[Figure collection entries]
[start]
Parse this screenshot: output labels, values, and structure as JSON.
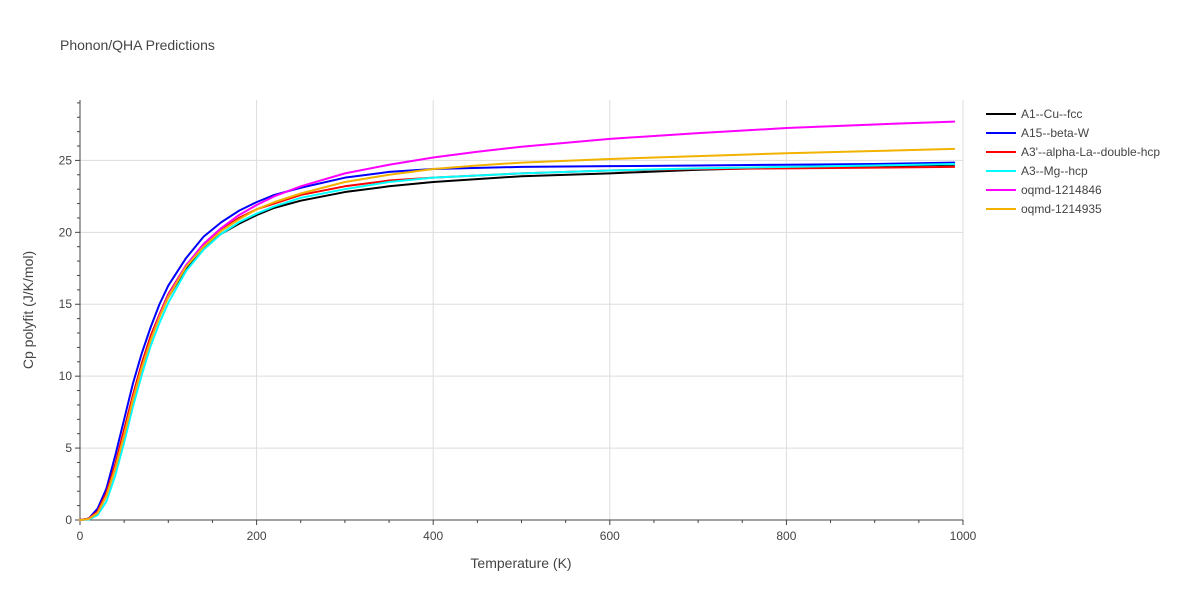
{
  "chart_data": {
    "type": "line",
    "title": "Phonon/QHA Predictions",
    "xlabel": "Temperature (K)",
    "ylabel": "Cp polyfit (J/K/mol)",
    "xlim": [
      0,
      1000
    ],
    "ylim": [
      0,
      29.2
    ],
    "xticks": [
      0,
      200,
      400,
      600,
      800,
      1000
    ],
    "yticks": [
      0,
      5,
      10,
      15,
      20,
      25
    ],
    "grid": true,
    "legend_position": "right",
    "series": [
      {
        "name": "A1--Cu--fcc",
        "color": "#000000",
        "x": [
          0,
          10,
          20,
          30,
          40,
          50,
          60,
          70,
          80,
          90,
          100,
          120,
          140,
          160,
          180,
          200,
          220,
          250,
          300,
          350,
          400,
          500,
          600,
          700,
          800,
          900,
          990
        ],
        "y": [
          0,
          0.1,
          0.6,
          1.8,
          3.7,
          6.0,
          8.5,
          10.7,
          12.6,
          14.2,
          15.5,
          17.5,
          18.9,
          19.9,
          20.6,
          21.2,
          21.7,
          22.2,
          22.8,
          23.2,
          23.5,
          23.9,
          24.1,
          24.35,
          24.5,
          24.6,
          24.7
        ]
      },
      {
        "name": "A15--beta-W",
        "color": "#0000ff",
        "x": [
          0,
          10,
          20,
          30,
          40,
          50,
          60,
          70,
          80,
          90,
          100,
          120,
          140,
          160,
          180,
          200,
          220,
          250,
          300,
          350,
          400,
          500,
          600,
          700,
          800,
          900,
          990
        ],
        "y": [
          0,
          0.1,
          0.8,
          2.2,
          4.5,
          7.0,
          9.5,
          11.6,
          13.4,
          15.0,
          16.3,
          18.2,
          19.7,
          20.7,
          21.5,
          22.1,
          22.6,
          23.1,
          23.8,
          24.2,
          24.4,
          24.55,
          24.6,
          24.65,
          24.7,
          24.75,
          24.85
        ]
      },
      {
        "name": "A3'--alpha-La--double-hcp",
        "color": "#ff0000",
        "x": [
          0,
          10,
          20,
          30,
          40,
          50,
          60,
          70,
          80,
          90,
          100,
          120,
          140,
          160,
          180,
          200,
          220,
          250,
          300,
          350,
          400,
          500,
          600,
          700,
          800,
          900,
          990
        ],
        "y": [
          0,
          0.1,
          0.6,
          1.9,
          3.9,
          6.3,
          8.7,
          10.9,
          12.8,
          14.3,
          15.7,
          17.7,
          19.1,
          20.2,
          21.0,
          21.6,
          22.0,
          22.6,
          23.2,
          23.6,
          23.8,
          24.1,
          24.3,
          24.4,
          24.45,
          24.5,
          24.55
        ]
      },
      {
        "name": "A3--Mg--hcp",
        "color": "#00ffff",
        "x": [
          0,
          10,
          20,
          30,
          40,
          50,
          60,
          70,
          80,
          90,
          100,
          120,
          140,
          160,
          180,
          200,
          220,
          250,
          300,
          350,
          400,
          500,
          600,
          700,
          800,
          900,
          990
        ],
        "y": [
          0,
          0.03,
          0.35,
          1.3,
          3.1,
          5.4,
          7.9,
          10.1,
          12.1,
          13.7,
          15.1,
          17.3,
          18.8,
          19.9,
          20.7,
          21.3,
          21.8,
          22.4,
          23.0,
          23.5,
          23.8,
          24.1,
          24.3,
          24.45,
          24.55,
          24.65,
          24.75
        ]
      },
      {
        "name": "oqmd-1214846",
        "color": "#ff00ff",
        "x": [
          0,
          10,
          20,
          30,
          40,
          50,
          60,
          70,
          80,
          90,
          100,
          120,
          140,
          160,
          180,
          200,
          220,
          250,
          300,
          350,
          400,
          450,
          500,
          600,
          700,
          800,
          900,
          990
        ],
        "y": [
          0,
          0.07,
          0.5,
          1.7,
          3.6,
          5.9,
          8.4,
          10.6,
          12.5,
          14.2,
          15.6,
          17.7,
          19.2,
          20.3,
          21.2,
          21.9,
          22.5,
          23.2,
          24.1,
          24.7,
          25.2,
          25.6,
          25.95,
          26.5,
          26.9,
          27.25,
          27.5,
          27.7
        ]
      },
      {
        "name": "oqmd-1214935",
        "color": "#f2b200",
        "x": [
          0,
          10,
          20,
          30,
          40,
          50,
          60,
          70,
          80,
          90,
          100,
          120,
          140,
          160,
          180,
          200,
          220,
          250,
          300,
          350,
          400,
          450,
          500,
          600,
          700,
          800,
          900,
          990
        ],
        "y": [
          0,
          0.07,
          0.5,
          1.7,
          3.6,
          5.9,
          8.4,
          10.6,
          12.5,
          14.1,
          15.5,
          17.6,
          19.0,
          20.1,
          20.9,
          21.6,
          22.1,
          22.7,
          23.5,
          24.0,
          24.4,
          24.65,
          24.85,
          25.1,
          25.3,
          25.5,
          25.65,
          25.8
        ]
      }
    ]
  }
}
[end]
Without the pictures, repeat all the records word for word.

### Right answer
Parse this screenshot: output labels, values, and structure as JSON.
{
  "chart_data": {
    "type": "line",
    "title": "Phonon/QHA Predictions",
    "xlabel": "Temperature (K)",
    "ylabel": "Cp polyfit (J/K/mol)",
    "xlim": [
      0,
      1000
    ],
    "ylim": [
      0,
      29.2
    ],
    "xticks": [
      0,
      200,
      400,
      600,
      800,
      1000
    ],
    "yticks": [
      0,
      5,
      10,
      15,
      20,
      25
    ],
    "grid": true,
    "legend_position": "right",
    "series": [
      {
        "name": "A1--Cu--fcc",
        "color": "#000000",
        "x": [
          0,
          10,
          20,
          30,
          40,
          50,
          60,
          70,
          80,
          90,
          100,
          120,
          140,
          160,
          180,
          200,
          220,
          250,
          300,
          350,
          400,
          500,
          600,
          700,
          800,
          900,
          990
        ],
        "y": [
          0,
          0.1,
          0.6,
          1.8,
          3.7,
          6.0,
          8.5,
          10.7,
          12.6,
          14.2,
          15.5,
          17.5,
          18.9,
          19.9,
          20.6,
          21.2,
          21.7,
          22.2,
          22.8,
          23.2,
          23.5,
          23.9,
          24.1,
          24.35,
          24.5,
          24.6,
          24.7
        ]
      },
      {
        "name": "A15--beta-W",
        "color": "#0000ff",
        "x": [
          0,
          10,
          20,
          30,
          40,
          50,
          60,
          70,
          80,
          90,
          100,
          120,
          140,
          160,
          180,
          200,
          220,
          250,
          300,
          350,
          400,
          500,
          600,
          700,
          800,
          900,
          990
        ],
        "y": [
          0,
          0.1,
          0.8,
          2.2,
          4.5,
          7.0,
          9.5,
          11.6,
          13.4,
          15.0,
          16.3,
          18.2,
          19.7,
          20.7,
          21.5,
          22.1,
          22.6,
          23.1,
          23.8,
          24.2,
          24.4,
          24.55,
          24.6,
          24.65,
          24.7,
          24.75,
          24.85
        ]
      },
      {
        "name": "A3'--alpha-La--double-hcp",
        "color": "#ff0000",
        "x": [
          0,
          10,
          20,
          30,
          40,
          50,
          60,
          70,
          80,
          90,
          100,
          120,
          140,
          160,
          180,
          200,
          220,
          250,
          300,
          350,
          400,
          500,
          600,
          700,
          800,
          900,
          990
        ],
        "y": [
          0,
          0.1,
          0.6,
          1.9,
          3.9,
          6.3,
          8.7,
          10.9,
          12.8,
          14.3,
          15.7,
          17.7,
          19.1,
          20.2,
          21.0,
          21.6,
          22.0,
          22.6,
          23.2,
          23.6,
          23.8,
          24.1,
          24.3,
          24.4,
          24.45,
          24.5,
          24.55
        ]
      },
      {
        "name": "A3--Mg--hcp",
        "color": "#00ffff",
        "x": [
          0,
          10,
          20,
          30,
          40,
          50,
          60,
          70,
          80,
          90,
          100,
          120,
          140,
          160,
          180,
          200,
          220,
          250,
          300,
          350,
          400,
          500,
          600,
          700,
          800,
          900,
          990
        ],
        "y": [
          0,
          0.03,
          0.35,
          1.3,
          3.1,
          5.4,
          7.9,
          10.1,
          12.1,
          13.7,
          15.1,
          17.3,
          18.8,
          19.9,
          20.7,
          21.3,
          21.8,
          22.4,
          23.0,
          23.5,
          23.8,
          24.1,
          24.3,
          24.45,
          24.55,
          24.65,
          24.75
        ]
      },
      {
        "name": "oqmd-1214846",
        "color": "#ff00ff",
        "x": [
          0,
          10,
          20,
          30,
          40,
          50,
          60,
          70,
          80,
          90,
          100,
          120,
          140,
          160,
          180,
          200,
          220,
          250,
          300,
          350,
          400,
          450,
          500,
          600,
          700,
          800,
          900,
          990
        ],
        "y": [
          0,
          0.07,
          0.5,
          1.7,
          3.6,
          5.9,
          8.4,
          10.6,
          12.5,
          14.2,
          15.6,
          17.7,
          19.2,
          20.3,
          21.2,
          21.9,
          22.5,
          23.2,
          24.1,
          24.7,
          25.2,
          25.6,
          25.95,
          26.5,
          26.9,
          27.25,
          27.5,
          27.7
        ]
      },
      {
        "name": "oqmd-1214935",
        "color": "#f2b200",
        "x": [
          0,
          10,
          20,
          30,
          40,
          50,
          60,
          70,
          80,
          90,
          100,
          120,
          140,
          160,
          180,
          200,
          220,
          250,
          300,
          350,
          400,
          450,
          500,
          600,
          700,
          800,
          900,
          990
        ],
        "y": [
          0,
          0.07,
          0.5,
          1.7,
          3.6,
          5.9,
          8.4,
          10.6,
          12.5,
          14.1,
          15.5,
          17.6,
          19.0,
          20.1,
          20.9,
          21.6,
          22.1,
          22.7,
          23.5,
          24.0,
          24.4,
          24.65,
          24.85,
          25.1,
          25.3,
          25.5,
          25.65,
          25.8
        ]
      }
    ]
  }
}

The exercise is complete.